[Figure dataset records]
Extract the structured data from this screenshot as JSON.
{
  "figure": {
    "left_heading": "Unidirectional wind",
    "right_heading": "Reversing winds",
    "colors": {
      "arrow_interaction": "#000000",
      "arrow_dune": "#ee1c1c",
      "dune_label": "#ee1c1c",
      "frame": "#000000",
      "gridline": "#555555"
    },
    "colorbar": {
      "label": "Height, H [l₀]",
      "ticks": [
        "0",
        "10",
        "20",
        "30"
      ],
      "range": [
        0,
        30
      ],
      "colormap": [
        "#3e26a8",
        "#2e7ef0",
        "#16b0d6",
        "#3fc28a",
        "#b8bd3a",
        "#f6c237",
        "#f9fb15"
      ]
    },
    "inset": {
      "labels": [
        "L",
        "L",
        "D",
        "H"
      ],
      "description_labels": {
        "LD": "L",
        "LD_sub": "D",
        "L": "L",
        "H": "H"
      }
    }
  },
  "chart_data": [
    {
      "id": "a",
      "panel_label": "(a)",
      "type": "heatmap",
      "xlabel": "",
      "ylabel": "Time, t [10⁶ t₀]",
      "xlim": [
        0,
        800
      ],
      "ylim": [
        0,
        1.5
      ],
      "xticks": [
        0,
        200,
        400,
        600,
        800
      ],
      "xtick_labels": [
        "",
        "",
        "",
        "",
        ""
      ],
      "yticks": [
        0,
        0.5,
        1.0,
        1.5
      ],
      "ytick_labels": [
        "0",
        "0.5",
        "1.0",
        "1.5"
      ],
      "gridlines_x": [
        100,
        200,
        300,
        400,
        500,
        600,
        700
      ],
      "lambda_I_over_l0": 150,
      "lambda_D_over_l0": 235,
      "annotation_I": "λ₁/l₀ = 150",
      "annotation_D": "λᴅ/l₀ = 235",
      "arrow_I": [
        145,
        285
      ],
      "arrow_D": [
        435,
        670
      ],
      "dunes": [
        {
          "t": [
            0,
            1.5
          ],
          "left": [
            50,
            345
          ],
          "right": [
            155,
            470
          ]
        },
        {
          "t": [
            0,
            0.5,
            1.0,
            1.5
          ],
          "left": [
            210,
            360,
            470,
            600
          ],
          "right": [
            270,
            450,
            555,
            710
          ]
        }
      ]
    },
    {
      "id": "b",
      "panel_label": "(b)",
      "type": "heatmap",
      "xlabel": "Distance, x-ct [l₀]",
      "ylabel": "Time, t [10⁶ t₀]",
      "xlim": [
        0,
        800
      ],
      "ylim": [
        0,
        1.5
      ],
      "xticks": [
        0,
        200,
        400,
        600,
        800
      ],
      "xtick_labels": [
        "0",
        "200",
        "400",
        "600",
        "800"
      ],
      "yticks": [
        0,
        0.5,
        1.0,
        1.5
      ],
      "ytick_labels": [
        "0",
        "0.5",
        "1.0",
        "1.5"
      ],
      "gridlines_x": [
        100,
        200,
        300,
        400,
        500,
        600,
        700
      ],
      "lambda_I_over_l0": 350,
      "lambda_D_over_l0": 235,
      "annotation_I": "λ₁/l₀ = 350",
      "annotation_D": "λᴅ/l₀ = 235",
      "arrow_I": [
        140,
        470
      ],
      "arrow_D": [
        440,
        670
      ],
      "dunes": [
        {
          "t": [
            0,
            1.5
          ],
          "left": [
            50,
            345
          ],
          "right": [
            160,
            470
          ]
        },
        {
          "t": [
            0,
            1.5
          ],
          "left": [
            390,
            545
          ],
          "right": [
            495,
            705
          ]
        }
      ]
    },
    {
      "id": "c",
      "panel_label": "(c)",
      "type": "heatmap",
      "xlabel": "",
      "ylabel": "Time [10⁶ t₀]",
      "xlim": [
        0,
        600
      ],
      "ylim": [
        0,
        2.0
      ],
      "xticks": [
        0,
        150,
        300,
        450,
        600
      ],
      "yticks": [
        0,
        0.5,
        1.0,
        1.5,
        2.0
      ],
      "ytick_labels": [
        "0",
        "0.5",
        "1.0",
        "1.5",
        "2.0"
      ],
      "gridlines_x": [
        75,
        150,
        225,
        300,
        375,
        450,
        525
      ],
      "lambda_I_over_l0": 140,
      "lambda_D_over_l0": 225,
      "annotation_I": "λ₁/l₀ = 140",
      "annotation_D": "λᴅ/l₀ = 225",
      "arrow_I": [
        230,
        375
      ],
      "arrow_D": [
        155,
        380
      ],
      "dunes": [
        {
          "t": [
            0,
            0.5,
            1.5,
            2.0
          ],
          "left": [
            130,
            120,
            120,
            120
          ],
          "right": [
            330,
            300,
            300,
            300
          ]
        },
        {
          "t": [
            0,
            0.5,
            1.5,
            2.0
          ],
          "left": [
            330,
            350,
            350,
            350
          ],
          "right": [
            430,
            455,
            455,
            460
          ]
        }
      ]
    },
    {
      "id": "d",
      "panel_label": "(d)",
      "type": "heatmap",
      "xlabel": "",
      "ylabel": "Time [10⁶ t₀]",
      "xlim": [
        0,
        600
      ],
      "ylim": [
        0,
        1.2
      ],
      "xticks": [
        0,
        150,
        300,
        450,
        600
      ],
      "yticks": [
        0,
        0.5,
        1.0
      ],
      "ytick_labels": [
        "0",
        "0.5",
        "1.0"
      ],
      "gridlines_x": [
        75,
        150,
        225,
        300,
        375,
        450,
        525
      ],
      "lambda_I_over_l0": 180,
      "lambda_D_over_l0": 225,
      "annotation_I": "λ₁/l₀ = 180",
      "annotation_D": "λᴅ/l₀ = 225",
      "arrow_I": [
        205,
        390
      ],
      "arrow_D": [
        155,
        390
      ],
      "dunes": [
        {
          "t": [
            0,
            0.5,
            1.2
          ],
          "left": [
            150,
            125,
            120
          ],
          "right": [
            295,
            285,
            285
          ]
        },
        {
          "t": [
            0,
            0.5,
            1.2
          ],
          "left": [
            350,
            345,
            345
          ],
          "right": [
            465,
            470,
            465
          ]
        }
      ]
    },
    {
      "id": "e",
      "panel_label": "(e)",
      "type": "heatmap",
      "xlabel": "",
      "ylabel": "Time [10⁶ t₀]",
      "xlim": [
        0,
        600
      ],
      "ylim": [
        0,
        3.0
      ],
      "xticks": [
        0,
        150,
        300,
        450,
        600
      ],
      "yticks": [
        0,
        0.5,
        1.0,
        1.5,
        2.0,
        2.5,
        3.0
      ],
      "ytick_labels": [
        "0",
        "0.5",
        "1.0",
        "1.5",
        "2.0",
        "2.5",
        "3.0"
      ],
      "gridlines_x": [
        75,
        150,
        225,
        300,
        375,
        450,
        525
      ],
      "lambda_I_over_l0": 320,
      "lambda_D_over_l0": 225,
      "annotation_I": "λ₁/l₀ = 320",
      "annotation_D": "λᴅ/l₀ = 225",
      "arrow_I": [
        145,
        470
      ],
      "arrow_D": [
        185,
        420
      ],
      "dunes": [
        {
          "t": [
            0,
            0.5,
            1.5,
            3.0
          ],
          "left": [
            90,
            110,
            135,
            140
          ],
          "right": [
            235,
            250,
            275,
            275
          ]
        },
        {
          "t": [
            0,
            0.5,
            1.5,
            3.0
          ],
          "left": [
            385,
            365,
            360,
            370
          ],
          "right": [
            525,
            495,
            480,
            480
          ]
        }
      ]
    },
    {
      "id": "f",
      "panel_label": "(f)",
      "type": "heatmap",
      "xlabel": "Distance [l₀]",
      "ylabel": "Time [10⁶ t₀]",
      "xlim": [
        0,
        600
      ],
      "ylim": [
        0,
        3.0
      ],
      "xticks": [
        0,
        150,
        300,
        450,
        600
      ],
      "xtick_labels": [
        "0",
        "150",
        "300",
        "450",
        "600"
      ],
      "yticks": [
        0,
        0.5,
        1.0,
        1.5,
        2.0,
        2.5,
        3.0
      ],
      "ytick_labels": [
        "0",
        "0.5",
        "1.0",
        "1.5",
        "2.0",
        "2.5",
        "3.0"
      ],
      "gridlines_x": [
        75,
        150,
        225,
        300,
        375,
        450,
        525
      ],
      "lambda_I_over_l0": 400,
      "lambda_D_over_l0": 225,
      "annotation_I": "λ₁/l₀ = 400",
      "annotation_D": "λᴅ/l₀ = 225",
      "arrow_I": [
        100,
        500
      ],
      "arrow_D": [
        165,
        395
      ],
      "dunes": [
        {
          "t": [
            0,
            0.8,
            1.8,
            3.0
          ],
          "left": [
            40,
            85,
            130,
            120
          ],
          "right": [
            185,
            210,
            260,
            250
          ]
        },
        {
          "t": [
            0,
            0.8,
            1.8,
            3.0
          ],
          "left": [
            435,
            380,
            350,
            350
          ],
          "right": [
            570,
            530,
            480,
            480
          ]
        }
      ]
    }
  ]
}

[WHAT IS NEEDED]
Give the count of lines holding the word "Distance", with no other words.

[ANSWER FOR THE TASK]
2